### Requirements
Restate the data exactly as given and keep the pictures out.

### Entries from a visual dataset

———

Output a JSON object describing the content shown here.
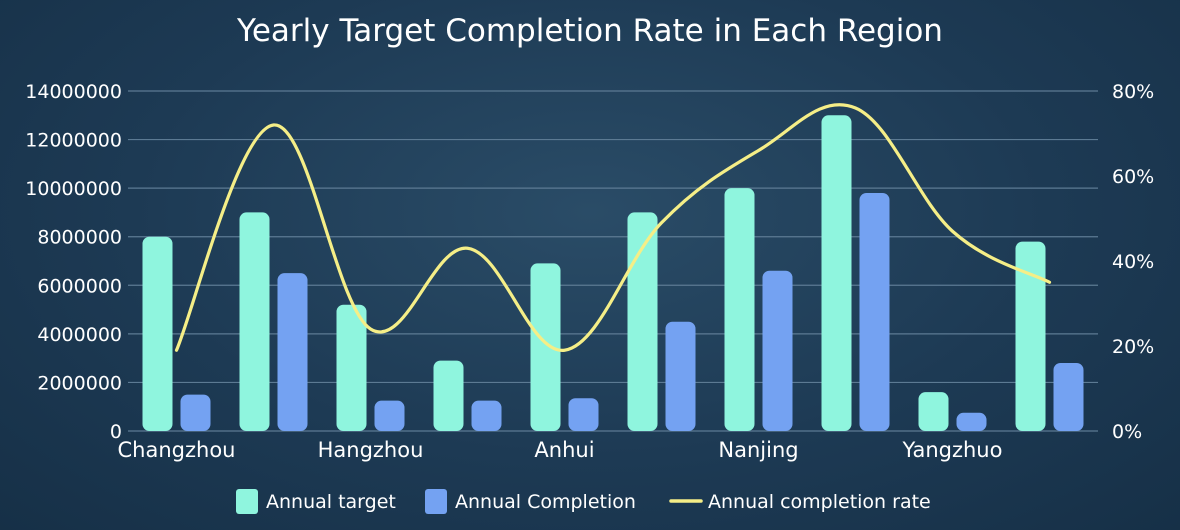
{
  "chart_data": {
    "type": "bar",
    "title": "Yearly Target Completion Rate in Each Region",
    "categories": [
      "Changzhou",
      "",
      "Hangzhou",
      "",
      "Anhui",
      "",
      "Nanjing",
      "",
      "Yangzhuo",
      ""
    ],
    "x_tick_labels": [
      "Changzhou",
      "Hangzhou",
      "Anhui",
      "Nanjing",
      "Yangzhuo"
    ],
    "series": [
      {
        "name": "Annual target",
        "type": "bar",
        "axis": "left",
        "color": "#8ff5de",
        "values": [
          8000000,
          9000000,
          5200000,
          2900000,
          6900000,
          9000000,
          10000000,
          13000000,
          1600000,
          7800000
        ]
      },
      {
        "name": "Annual Completion",
        "type": "bar",
        "axis": "left",
        "color": "#74a2f2",
        "values": [
          1500000,
          6500000,
          1250000,
          1250000,
          1350000,
          4500000,
          6600000,
          9800000,
          750000,
          2800000
        ]
      },
      {
        "name": "Annual completion rate",
        "type": "line",
        "axis": "right",
        "color": "#f5ee87",
        "smooth": true,
        "values": [
          19,
          72,
          24,
          43,
          19,
          49,
          66,
          76,
          47,
          35
        ]
      }
    ],
    "y_left": {
      "min": 0,
      "max": 14000000,
      "ticks": [
        "0",
        "2000000",
        "4000000",
        "6000000",
        "8000000",
        "10000000",
        "12000000",
        "14000000"
      ]
    },
    "y_right": {
      "min": 0,
      "max": 80,
      "ticks": [
        "0%",
        "20%",
        "40%",
        "60%",
        "80%"
      ]
    },
    "grid": true,
    "legend_position": "bottom-center"
  }
}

———

### Response to this exercise
Output a JSON object describing the content shown here.
{
  "chart_data": {
    "type": "bar",
    "title": "Yearly Target Completion Rate in Each Region",
    "categories": [
      "Changzhou",
      "",
      "Hangzhou",
      "",
      "Anhui",
      "",
      "Nanjing",
      "",
      "Yangzhuo",
      ""
    ],
    "x_tick_labels": [
      "Changzhou",
      "Hangzhou",
      "Anhui",
      "Nanjing",
      "Yangzhuo"
    ],
    "series": [
      {
        "name": "Annual target",
        "type": "bar",
        "axis": "left",
        "color": "#8ff5de",
        "values": [
          8000000,
          9000000,
          5200000,
          2900000,
          6900000,
          9000000,
          10000000,
          13000000,
          1600000,
          7800000
        ]
      },
      {
        "name": "Annual Completion",
        "type": "bar",
        "axis": "left",
        "color": "#74a2f2",
        "values": [
          1500000,
          6500000,
          1250000,
          1250000,
          1350000,
          4500000,
          6600000,
          9800000,
          750000,
          2800000
        ]
      },
      {
        "name": "Annual completion rate",
        "type": "line",
        "axis": "right",
        "color": "#f5ee87",
        "smooth": true,
        "values": [
          19,
          72,
          24,
          43,
          19,
          49,
          66,
          76,
          47,
          35
        ]
      }
    ],
    "y_left": {
      "min": 0,
      "max": 14000000,
      "ticks": [
        "0",
        "2000000",
        "4000000",
        "6000000",
        "8000000",
        "10000000",
        "12000000",
        "14000000"
      ]
    },
    "y_right": {
      "min": 0,
      "max": 80,
      "ticks": [
        "0%",
        "20%",
        "40%",
        "60%",
        "80%"
      ]
    },
    "grid": true,
    "legend_position": "bottom-center"
  }
}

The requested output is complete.